Requirements >>
The data below needs to be returned exactly, line for line.

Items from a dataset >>
* Begin *

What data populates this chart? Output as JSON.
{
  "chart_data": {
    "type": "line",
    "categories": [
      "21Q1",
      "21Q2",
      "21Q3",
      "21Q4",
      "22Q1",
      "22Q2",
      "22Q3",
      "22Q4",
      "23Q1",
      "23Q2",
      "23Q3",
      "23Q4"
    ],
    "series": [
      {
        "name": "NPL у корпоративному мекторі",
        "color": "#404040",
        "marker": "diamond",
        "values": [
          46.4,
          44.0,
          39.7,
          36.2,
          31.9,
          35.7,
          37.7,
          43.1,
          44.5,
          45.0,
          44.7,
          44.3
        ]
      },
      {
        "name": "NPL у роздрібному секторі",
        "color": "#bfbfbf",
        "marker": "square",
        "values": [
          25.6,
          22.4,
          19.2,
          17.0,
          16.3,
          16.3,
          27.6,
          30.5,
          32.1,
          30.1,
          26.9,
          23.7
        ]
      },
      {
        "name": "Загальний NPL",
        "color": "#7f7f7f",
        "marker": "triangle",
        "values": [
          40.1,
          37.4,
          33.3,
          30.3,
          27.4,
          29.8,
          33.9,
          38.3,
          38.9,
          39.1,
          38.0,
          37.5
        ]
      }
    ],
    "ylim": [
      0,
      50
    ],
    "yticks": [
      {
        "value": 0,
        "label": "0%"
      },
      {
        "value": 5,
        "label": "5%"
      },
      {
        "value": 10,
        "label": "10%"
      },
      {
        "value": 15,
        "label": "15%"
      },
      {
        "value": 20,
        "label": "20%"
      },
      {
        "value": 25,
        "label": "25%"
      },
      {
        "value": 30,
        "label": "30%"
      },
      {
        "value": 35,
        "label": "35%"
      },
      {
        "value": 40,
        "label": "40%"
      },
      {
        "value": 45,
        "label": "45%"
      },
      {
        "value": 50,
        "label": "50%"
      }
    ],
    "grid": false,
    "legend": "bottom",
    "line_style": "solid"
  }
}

* End *

Problem solution >>
What data populates this chart? Output as JSON.
{
  "chart_data": {
    "type": "line",
    "categories": [
      "21Q1",
      "21Q2",
      "21Q3",
      "21Q4",
      "22Q1",
      "22Q2",
      "22Q3",
      "22Q4",
      "23Q1",
      "23Q2",
      "23Q3",
      "23Q4"
    ],
    "series": [
      {
        "name": "NPL у корпоративному мекторі",
        "color": "#404040",
        "marker": "diamond",
        "values": [
          46.4,
          44.0,
          39.7,
          36.2,
          31.9,
          35.7,
          37.7,
          43.1,
          44.5,
          45.0,
          44.7,
          44.3
        ]
      },
      {
        "name": "NPL у роздрібному секторі",
        "color": "#bfbfbf",
        "marker": "square",
        "values": [
          25.6,
          22.4,
          19.2,
          17.0,
          16.3,
          16.3,
          27.6,
          30.5,
          32.1,
          30.1,
          26.9,
          23.7
        ]
      },
      {
        "name": "Загальний NPL",
        "color": "#7f7f7f",
        "marker": "triangle",
        "values": [
          40.1,
          37.4,
          33.3,
          30.3,
          27.4,
          29.8,
          33.9,
          38.3,
          38.9,
          39.1,
          38.0,
          37.5
        ]
      }
    ],
    "ylim": [
      0,
      50
    ],
    "yticks": [
      {
        "value": 0,
        "label": "0%"
      },
      {
        "value": 5,
        "label": "5%"
      },
      {
        "value": 10,
        "label": "10%"
      },
      {
        "value": 15,
        "label": "15%"
      },
      {
        "value": 20,
        "label": "20%"
      },
      {
        "value": 25,
        "label": "25%"
      },
      {
        "value": 30,
        "label": "30%"
      },
      {
        "value": 35,
        "label": "35%"
      },
      {
        "value": 40,
        "label": "40%"
      },
      {
        "value": 45,
        "label": "45%"
      },
      {
        "value": 50,
        "label": "50%"
      }
    ],
    "grid": false,
    "legend": "bottom",
    "line_style": "solid"
  }
}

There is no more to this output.